____ PROVIDED ENTRIES

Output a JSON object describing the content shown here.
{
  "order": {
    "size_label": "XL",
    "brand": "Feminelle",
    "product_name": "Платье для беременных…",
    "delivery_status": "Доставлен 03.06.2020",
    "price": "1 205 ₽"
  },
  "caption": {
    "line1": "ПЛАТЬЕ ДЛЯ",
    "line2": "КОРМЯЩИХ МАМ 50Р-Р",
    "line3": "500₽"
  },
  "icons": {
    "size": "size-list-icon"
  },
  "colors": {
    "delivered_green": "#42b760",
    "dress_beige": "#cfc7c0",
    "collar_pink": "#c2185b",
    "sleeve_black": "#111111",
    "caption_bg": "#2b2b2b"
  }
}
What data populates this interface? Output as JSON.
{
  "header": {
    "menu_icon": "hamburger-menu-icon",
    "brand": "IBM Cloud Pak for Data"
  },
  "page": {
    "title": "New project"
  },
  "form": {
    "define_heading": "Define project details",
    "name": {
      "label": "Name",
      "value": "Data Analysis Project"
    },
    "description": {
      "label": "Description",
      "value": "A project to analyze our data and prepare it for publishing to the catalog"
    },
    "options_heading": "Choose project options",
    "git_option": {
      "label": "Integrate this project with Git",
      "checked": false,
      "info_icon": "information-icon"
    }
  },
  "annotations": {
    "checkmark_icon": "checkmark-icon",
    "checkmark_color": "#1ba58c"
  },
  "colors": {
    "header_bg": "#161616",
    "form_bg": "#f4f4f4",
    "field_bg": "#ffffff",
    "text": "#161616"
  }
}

________

Give the records above again, word for word.

- SOLUTION TO THE PROBLEM:
Output a JSON object describing the content shown here.
{
  "order": {
    "size_label": "XL",
    "brand": "Feminelle",
    "product_name": "Платье для беременных…",
    "delivery_status": "Доставлен 03.06.2020",
    "price": "1 205 ₽"
  },
  "caption": {
    "line1": "ПЛАТЬЕ ДЛЯ",
    "line2": "КОРМЯЩИХ МАМ 50Р-Р",
    "line3": "500₽"
  },
  "icons": {
    "size": "size-list-icon"
  },
  "colors": {
    "delivered_green": "#42b760",
    "dress_beige": "#cfc7c0",
    "collar_pink": "#c2185b",
    "sleeve_black": "#111111",
    "caption_bg": "#2b2b2b"
  }
}
What data populates this interface? Output as JSON.
{
  "header": {
    "menu_icon": "hamburger-menu-icon",
    "brand": "IBM Cloud Pak for Data"
  },
  "page": {
    "title": "New project"
  },
  "form": {
    "define_heading": "Define project details",
    "name": {
      "label": "Name",
      "value": "Data Analysis Project"
    },
    "description": {
      "label": "Description",
      "value": "A project to analyze our data and prepare it for publishing to the catalog"
    },
    "options_heading": "Choose project options",
    "git_option": {
      "label": "Integrate this project with Git",
      "checked": false,
      "info_icon": "information-icon"
    }
  },
  "annotations": {
    "checkmark_icon": "checkmark-icon",
    "checkmark_color": "#1ba58c"
  },
  "colors": {
    "header_bg": "#161616",
    "form_bg": "#f4f4f4",
    "field_bg": "#ffffff",
    "text": "#161616"
  }
}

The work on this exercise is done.